§ Exercise aim: Every line that contains the word "link" should be copied.

§ Dataset records:
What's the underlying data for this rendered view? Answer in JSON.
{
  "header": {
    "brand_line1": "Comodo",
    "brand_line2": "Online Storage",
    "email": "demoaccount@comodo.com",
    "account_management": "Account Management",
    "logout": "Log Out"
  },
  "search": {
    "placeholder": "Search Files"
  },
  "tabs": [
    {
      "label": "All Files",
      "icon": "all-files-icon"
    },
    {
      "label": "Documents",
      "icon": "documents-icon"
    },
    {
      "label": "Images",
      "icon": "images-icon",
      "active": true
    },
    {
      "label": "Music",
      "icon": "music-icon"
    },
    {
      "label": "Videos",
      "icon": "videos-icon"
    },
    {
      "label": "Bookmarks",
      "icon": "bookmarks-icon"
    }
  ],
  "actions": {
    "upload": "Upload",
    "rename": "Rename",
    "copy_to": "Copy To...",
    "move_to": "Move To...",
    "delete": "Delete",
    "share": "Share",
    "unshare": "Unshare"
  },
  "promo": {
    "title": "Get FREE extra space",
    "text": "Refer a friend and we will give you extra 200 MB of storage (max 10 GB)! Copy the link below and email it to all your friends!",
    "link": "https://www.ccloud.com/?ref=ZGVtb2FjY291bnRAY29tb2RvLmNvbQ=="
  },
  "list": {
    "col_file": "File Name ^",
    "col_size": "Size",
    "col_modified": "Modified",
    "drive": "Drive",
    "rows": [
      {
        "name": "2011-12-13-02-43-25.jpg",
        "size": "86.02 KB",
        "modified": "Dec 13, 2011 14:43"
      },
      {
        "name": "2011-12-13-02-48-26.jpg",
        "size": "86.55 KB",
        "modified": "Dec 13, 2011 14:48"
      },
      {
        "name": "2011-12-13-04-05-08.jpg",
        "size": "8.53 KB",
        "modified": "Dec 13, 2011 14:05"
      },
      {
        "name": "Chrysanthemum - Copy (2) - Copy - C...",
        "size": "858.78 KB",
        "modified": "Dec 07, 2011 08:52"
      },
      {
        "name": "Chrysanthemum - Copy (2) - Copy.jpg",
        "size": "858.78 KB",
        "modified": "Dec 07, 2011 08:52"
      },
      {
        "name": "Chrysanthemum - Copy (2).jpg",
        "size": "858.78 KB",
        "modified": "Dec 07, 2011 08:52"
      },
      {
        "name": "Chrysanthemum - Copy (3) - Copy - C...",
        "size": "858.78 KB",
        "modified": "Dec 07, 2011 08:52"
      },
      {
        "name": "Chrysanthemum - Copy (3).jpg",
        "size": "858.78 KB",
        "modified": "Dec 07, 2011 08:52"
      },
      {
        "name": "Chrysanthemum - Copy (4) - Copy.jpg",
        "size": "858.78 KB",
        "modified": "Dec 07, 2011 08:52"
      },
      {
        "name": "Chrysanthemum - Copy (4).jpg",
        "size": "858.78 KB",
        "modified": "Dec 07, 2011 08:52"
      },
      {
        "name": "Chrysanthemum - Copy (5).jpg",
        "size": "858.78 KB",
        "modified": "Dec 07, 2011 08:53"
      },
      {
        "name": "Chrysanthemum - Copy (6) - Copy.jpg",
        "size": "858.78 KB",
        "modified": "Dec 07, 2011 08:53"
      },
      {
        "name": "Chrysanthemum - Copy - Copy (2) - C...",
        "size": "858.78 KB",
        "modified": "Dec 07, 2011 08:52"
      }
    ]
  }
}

§ Correct response:
    "text": "Refer a friend and we will give you extra 200 MB of storage (max 10 GB)! Copy the link below and email it to all your friends!",
    "link": "https://www.ccloud.com/?ref=ZGVtb2FjY291bnRAY29tb2RvLmNvbQ=="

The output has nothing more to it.